* **Records for processing**:

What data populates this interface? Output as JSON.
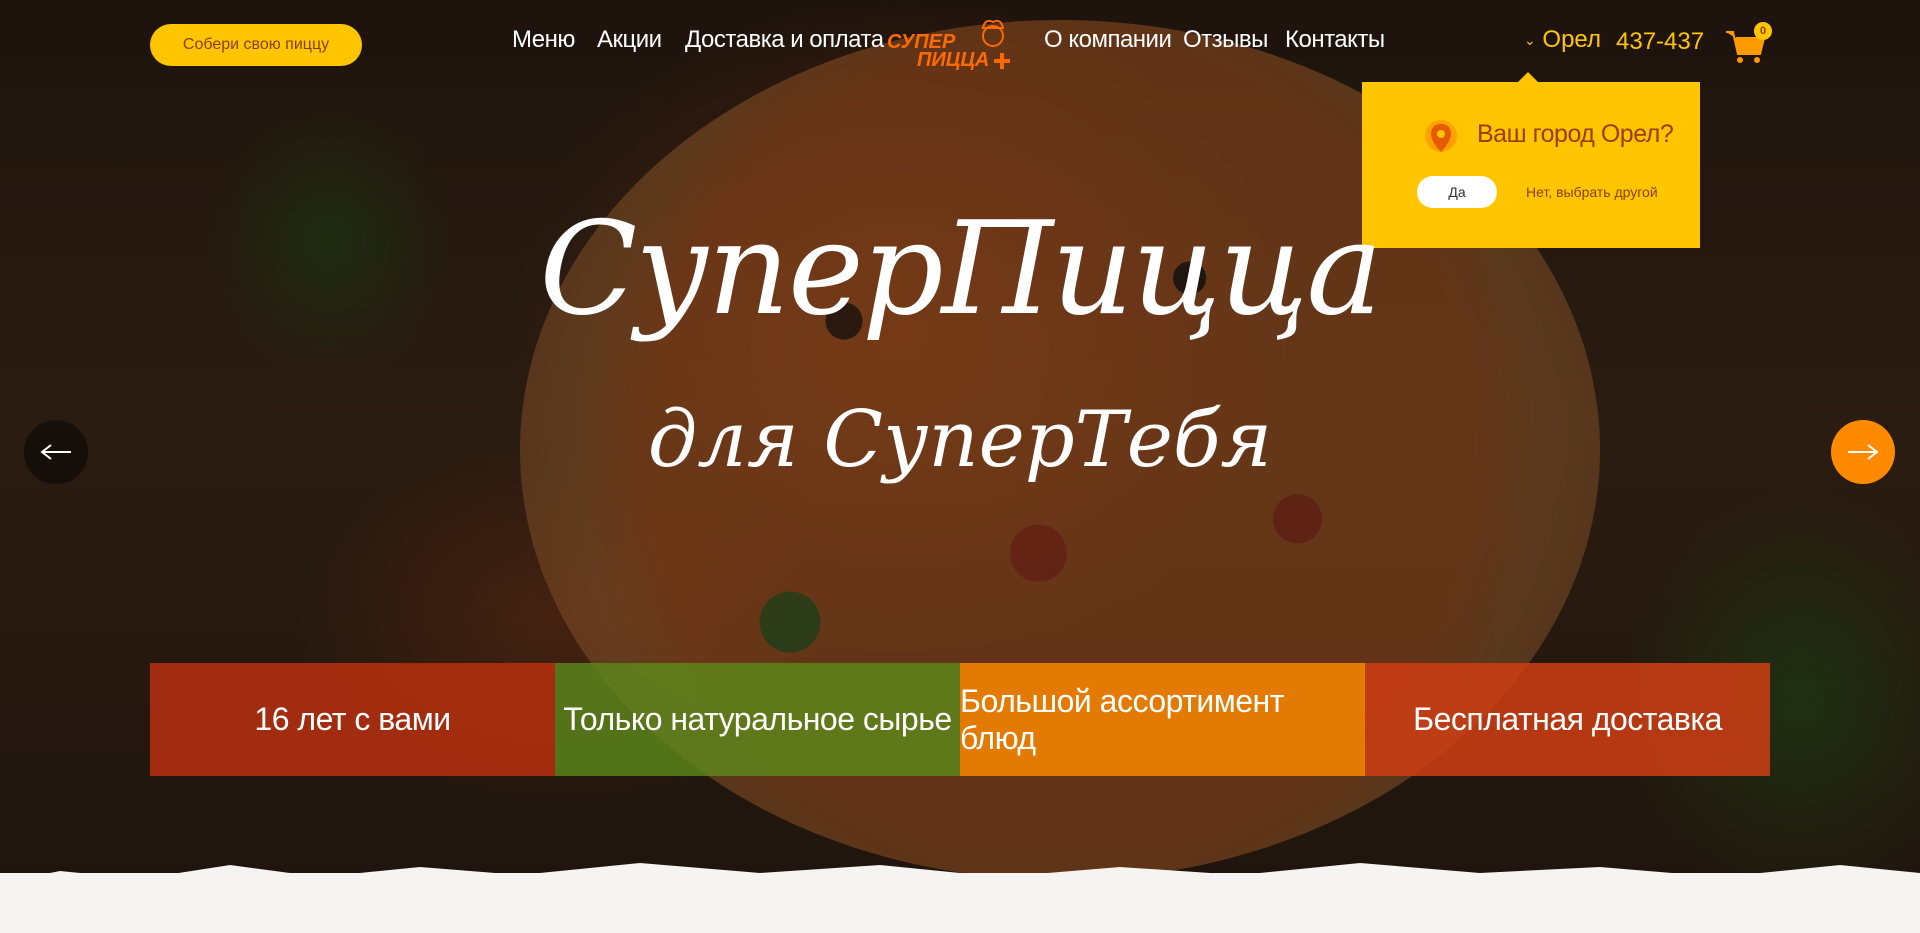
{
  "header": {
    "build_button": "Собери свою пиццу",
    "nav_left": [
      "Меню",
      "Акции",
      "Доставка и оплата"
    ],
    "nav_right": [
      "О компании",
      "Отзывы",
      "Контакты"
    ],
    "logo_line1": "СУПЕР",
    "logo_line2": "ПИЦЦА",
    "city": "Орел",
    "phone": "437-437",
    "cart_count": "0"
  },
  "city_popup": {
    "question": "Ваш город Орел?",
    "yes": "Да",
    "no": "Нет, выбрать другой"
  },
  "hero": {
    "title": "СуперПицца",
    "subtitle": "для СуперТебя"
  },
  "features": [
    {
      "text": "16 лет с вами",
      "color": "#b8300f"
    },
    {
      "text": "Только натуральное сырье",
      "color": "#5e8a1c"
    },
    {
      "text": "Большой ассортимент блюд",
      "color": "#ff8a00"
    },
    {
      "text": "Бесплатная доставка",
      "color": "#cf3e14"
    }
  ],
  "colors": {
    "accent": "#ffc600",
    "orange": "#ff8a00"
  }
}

...

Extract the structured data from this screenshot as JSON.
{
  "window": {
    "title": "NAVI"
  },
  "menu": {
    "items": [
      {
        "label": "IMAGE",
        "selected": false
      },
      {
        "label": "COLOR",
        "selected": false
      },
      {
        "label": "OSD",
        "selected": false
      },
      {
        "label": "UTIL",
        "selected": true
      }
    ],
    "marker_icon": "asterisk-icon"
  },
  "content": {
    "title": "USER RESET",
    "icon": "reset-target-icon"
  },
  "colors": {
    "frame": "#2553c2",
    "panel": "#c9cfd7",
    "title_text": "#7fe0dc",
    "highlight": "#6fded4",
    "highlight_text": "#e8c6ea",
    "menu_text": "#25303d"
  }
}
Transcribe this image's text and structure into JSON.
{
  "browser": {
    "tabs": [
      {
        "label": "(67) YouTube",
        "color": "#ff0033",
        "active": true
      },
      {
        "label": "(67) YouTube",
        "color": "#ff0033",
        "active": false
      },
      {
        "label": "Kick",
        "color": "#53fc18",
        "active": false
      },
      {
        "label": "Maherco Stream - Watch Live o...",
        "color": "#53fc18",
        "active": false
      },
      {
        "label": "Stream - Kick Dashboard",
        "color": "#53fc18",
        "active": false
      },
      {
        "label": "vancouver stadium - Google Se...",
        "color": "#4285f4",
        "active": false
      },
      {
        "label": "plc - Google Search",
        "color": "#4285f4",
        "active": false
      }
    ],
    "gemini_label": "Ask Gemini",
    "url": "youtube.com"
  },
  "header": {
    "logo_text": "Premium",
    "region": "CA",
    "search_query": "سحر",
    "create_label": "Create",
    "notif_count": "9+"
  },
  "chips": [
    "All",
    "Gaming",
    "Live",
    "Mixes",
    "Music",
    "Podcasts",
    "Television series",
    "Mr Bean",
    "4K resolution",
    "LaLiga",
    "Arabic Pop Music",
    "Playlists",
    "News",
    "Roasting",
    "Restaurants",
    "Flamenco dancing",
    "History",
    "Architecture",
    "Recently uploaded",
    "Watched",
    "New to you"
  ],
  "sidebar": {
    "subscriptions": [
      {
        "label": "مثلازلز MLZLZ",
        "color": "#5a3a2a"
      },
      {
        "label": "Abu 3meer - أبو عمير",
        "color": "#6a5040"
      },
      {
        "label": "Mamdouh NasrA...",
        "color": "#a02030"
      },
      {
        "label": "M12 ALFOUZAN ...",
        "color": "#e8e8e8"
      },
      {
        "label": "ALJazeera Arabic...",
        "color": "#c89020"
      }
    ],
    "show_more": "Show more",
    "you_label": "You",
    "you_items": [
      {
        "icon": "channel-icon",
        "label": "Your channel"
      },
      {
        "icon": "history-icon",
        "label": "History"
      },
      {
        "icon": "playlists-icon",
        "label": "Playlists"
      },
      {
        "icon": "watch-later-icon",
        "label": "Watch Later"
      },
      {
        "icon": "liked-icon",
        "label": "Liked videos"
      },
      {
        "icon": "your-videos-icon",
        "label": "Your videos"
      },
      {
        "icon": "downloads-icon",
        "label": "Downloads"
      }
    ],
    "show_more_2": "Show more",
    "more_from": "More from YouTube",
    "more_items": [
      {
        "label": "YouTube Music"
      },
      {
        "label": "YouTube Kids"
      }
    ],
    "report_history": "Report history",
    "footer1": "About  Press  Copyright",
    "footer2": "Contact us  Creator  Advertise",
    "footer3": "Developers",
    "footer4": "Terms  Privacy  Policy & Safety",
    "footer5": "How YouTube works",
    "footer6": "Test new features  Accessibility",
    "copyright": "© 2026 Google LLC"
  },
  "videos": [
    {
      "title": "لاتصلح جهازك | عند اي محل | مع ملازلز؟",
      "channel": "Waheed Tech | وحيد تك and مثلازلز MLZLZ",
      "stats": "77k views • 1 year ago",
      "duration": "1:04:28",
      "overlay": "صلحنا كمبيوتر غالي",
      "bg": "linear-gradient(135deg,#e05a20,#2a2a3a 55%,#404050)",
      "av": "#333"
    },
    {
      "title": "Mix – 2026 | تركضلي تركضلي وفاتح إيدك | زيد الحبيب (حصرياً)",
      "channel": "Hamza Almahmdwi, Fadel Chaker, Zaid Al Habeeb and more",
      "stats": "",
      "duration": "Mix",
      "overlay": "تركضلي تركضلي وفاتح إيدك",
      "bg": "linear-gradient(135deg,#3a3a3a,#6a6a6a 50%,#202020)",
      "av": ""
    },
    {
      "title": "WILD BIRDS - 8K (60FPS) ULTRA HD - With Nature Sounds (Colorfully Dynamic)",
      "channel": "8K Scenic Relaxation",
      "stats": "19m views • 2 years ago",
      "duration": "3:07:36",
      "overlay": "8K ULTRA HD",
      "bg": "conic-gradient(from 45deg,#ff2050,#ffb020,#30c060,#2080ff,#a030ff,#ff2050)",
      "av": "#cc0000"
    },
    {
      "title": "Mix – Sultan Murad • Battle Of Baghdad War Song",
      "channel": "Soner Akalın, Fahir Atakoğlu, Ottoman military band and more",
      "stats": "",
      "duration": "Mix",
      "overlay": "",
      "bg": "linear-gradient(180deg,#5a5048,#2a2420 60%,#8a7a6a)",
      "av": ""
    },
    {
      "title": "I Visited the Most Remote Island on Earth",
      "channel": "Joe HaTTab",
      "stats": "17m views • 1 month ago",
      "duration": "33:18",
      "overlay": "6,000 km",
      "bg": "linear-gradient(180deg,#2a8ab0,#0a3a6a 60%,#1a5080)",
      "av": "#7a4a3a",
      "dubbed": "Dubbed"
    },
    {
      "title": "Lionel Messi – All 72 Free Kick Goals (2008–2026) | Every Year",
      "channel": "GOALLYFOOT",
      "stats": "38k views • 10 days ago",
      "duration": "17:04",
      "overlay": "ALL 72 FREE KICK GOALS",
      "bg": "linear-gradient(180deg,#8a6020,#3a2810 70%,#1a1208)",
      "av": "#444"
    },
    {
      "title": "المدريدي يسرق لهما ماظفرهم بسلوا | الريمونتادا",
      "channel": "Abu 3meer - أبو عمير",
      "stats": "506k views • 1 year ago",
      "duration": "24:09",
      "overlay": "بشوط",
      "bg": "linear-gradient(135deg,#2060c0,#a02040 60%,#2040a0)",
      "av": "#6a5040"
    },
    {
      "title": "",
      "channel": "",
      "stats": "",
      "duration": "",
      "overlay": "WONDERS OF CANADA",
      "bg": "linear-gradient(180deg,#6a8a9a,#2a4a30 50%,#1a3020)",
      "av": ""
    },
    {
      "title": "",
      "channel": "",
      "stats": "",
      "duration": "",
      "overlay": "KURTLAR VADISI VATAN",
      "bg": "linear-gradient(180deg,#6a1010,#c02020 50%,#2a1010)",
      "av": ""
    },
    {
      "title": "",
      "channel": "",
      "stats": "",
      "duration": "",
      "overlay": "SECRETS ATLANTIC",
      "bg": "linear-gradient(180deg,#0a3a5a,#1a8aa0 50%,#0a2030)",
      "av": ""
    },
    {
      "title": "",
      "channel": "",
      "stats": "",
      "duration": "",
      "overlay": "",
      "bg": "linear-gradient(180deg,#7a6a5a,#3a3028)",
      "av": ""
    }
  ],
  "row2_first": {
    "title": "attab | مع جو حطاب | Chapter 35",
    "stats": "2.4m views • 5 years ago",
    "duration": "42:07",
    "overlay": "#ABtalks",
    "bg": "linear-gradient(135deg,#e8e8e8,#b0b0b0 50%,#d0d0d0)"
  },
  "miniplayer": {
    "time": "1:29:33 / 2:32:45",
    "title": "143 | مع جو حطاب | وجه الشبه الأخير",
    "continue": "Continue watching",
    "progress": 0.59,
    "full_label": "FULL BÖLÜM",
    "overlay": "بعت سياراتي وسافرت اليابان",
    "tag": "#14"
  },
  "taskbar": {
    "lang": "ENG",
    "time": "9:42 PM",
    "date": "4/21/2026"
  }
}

* **Task description**: Which lines hold the word "linear"? Copy all of them.

* **The output**:
      "bg": "linear-gradient(135deg,#e05a20,#2a2a3a 55%,#404050)",
      "bg": "linear-gradient(135deg,#3a3a3a,#6a6a6a 50%,#202020)",
      "bg": "linear-gradient(180deg,#5a5048,#2a2420 60%,#8a7a6a)",
      "bg": "linear-gradient(180deg,#2a8ab0,#0a3a6a 60%,#1a5080)",
      "bg": "linear-gradient(180deg,#8a6020,#3a2810 70%,#1a1208)",
      "bg": "linear-gradient(135deg,#2060c0,#a02040 60%,#2040a0)",
      "bg": "linear-gradient(180deg,#6a8a9a,#2a4a30 50%,#1a3020)",
      "bg": "linear-gradient(180deg,#6a1010,#c02020 50%,#2a1010)",
      "bg": "linear-gradient(180deg,#0a3a5a,#1a8aa0 50%,#0a2030)",
      "bg": "linear-gradient(180deg,#7a6a5a,#3a3028)",
    "bg": "linear-gradient(135deg,#e8e8e8,#b0b0b0 50%,#d0d0d0)"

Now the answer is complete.